SHORT PROBLEM
Extract the text of every entry below exactly; leave images out.
--- Start of DATA ROWS ---
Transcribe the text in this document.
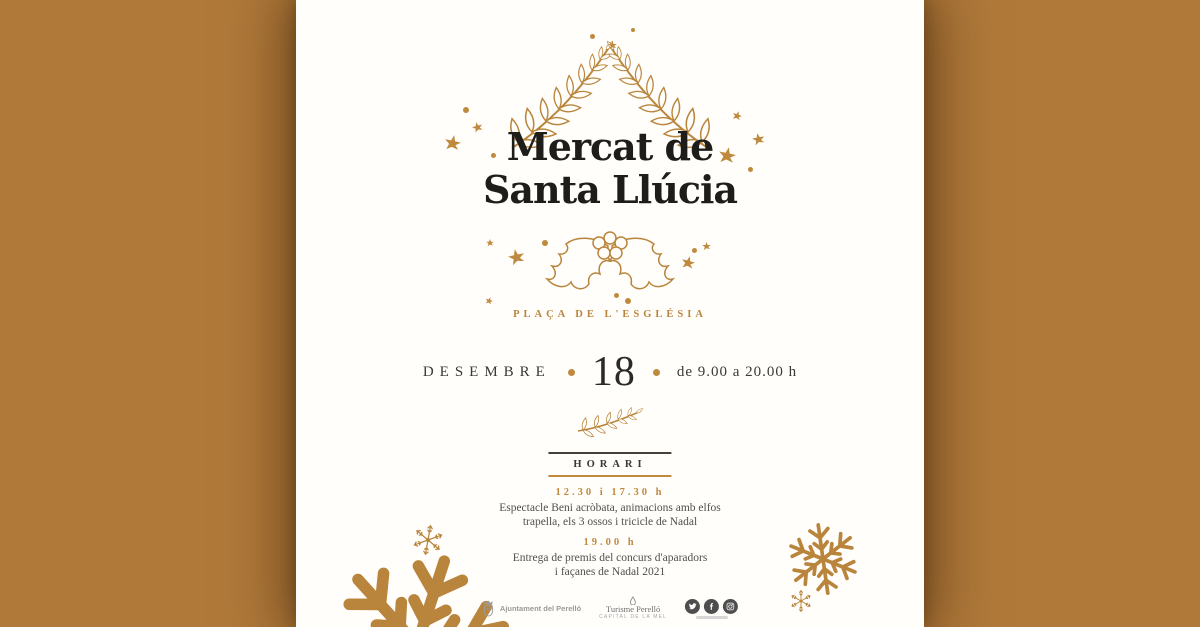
Mercat de
Santa Llúcia
PLAÇA DE L'ESGLÉSIA
DESEMBRE 18	de 9.00 a 20.00 h
HORARI
12.30 i 17.30 h
Espectacle Beni acròbata, animacions amb elfos
trapella, els 3 ossos i tricicle de Nadal
19.00 h
Entrega de premis del concurs d'aparadors
i façanes de Nadal 2021
Ajuntament del Perelló	Turisme Perelló
CAPITAL DE LA MEL
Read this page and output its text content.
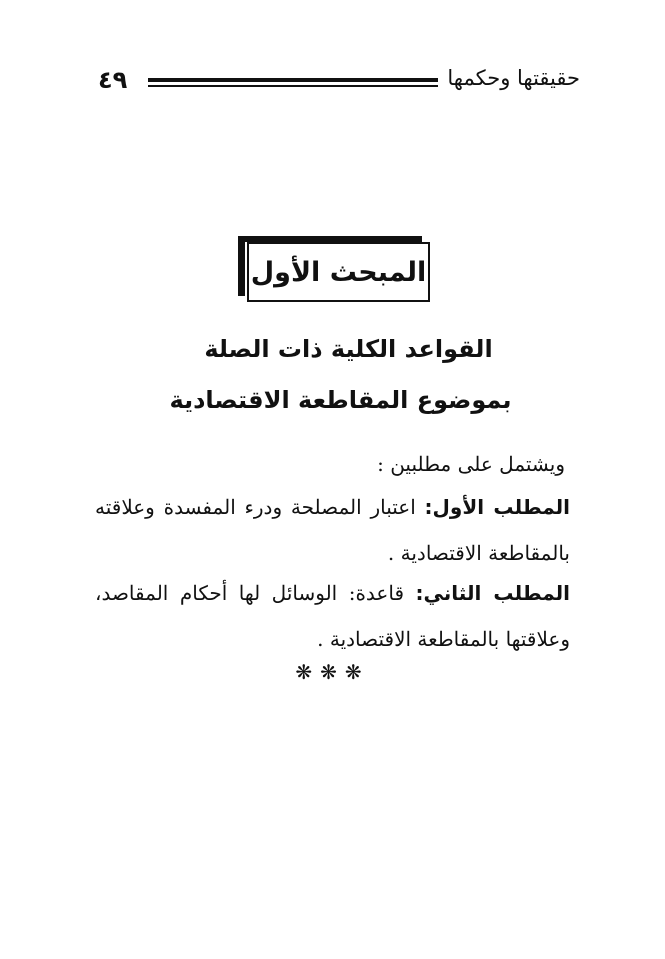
٤٩	حقيقتها وحكمها
المبحث الأول
القواعد الكلية ذات الصلة
بموضوع المقاطعة الاقتصادية
ويشتمل على مطلبين :
المطلب الأول: اعتبار المصلحة ودرء المفسدة وعلاقته بالمقاطعة الاقتصادية .
المطلب الثاني: قاعدة: الوسائل لها أحكام المقاصد، وعلاقتها بالمقاطعة الاقتصادية .
❋❋❋
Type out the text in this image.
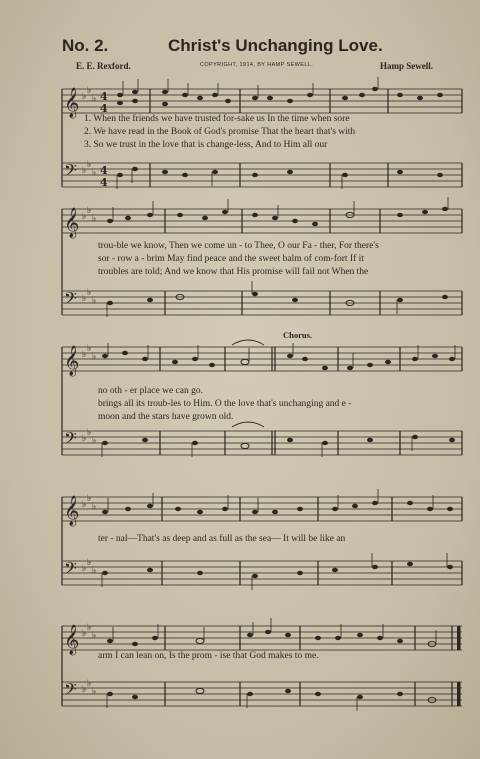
No. 2.	Christ's Unchanging Love.
E. E. Rexford.	COPYRIGHT, 1914, BY HAMP SEWELL.	Hamp Sewell.
𝄞
𝄢
♭
♭
♭
♭
♭
♭
4
4
4
4
1. When the friends we have trusted for-sake us In the time when sore
2. We have read in the Book of God's promise That the heart that's with
3. So we trust in the love that is change-less, And to Him all our
𝄞
𝄢
♭
♭
♭
♭
♭
♭
trou-ble we know, Then we come un - to Thee, O our Fa - ther, For there's
sor - row a - brim May find peace and the sweet balm of com-fort If it
troubles are told; And we know that His promise will fail not When the
Chorus.
𝄞
𝄢
♭
♭
♭
♭
♭
♭
no oth - er place we can go.
brings all its troub-les to Him. O the love that's unchanging and e -
moon and the stars have grown old.
𝄞
𝄢
♭
♭
♭
♭
♭
♭
ter - nal—That's as deep and as full as the sea— It will be like an
𝄞
𝄢
♭
♭
♭
♭
♭
♭
arm I can lean on, Is the prom - ise that God makes to me.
--- End of DATA ROWS ---
EXERCISE OUTPUT
Transcribe the text in this document.
Mercat de
Santa Llúcia
PLAÇA DE L'ESGLÉSIA
DESEMBRE 18	de 9.00 a 20.00 h
HORARI
12.30 i 17.30 h
Espectacle Beni acròbata, animacions amb elfos
trapella, els 3 ossos i tricicle de Nadal
19.00 h
Entrega de premis del concurs d'aparadors
i façanes de Nadal 2021
Ajuntament del Perelló	Turisme Perelló
CAPITAL DE LA MEL
Read this page and output its text content.
٤٩	حقيقتها وحكمها
المبحث الأول
القواعد الكلية ذات الصلة
بموضوع المقاطعة الاقتصادية
ويشتمل على مطلبين :
المطلب الأول: اعتبار المصلحة ودرء المفسدة وعلاقته بالمقاطعة الاقتصادية .
المطلب الثاني: قاعدة: الوسائل لها أحكام المقاصد، وعلاقتها بالمقاطعة الاقتصادية .
❋❋❋
Type out the text in this image.
No. 2.	Christ's Unchanging Love.
E. E. Rexford.	COPYRIGHT, 1914, BY HAMP SEWELL.	Hamp Sewell.
𝄞
𝄢
♭
♭
♭
♭
♭
♭
4
4
4
4
1. When the friends we have trusted for-sake us In the time when sore
2. We have read in the Book of God's promise That the heart that's with
3. So we trust in the love that is change-less, And to Him all our
𝄞
𝄢
♭
♭
♭
♭
♭
♭
trou-ble we know, Then we come un - to Thee, O our Fa - ther, For there's
sor - row a - brim May find peace and the sweet balm of com-fort If it
troubles are told; And we know that His promise will fail not When the
Chorus.
𝄞
𝄢
♭
♭
♭
♭
♭
♭
no oth - er place we can go.
brings all its troub-les to Him. O the love that's unchanging and e -
moon and the stars have grown old.
𝄞
𝄢
♭
♭
♭
♭
♭
♭
ter - nal—That's as deep and as full as the sea— It will be like an
𝄞
𝄢
♭
♭
♭
♭
♭
♭
arm I can lean on, Is the prom - ise that God makes to me.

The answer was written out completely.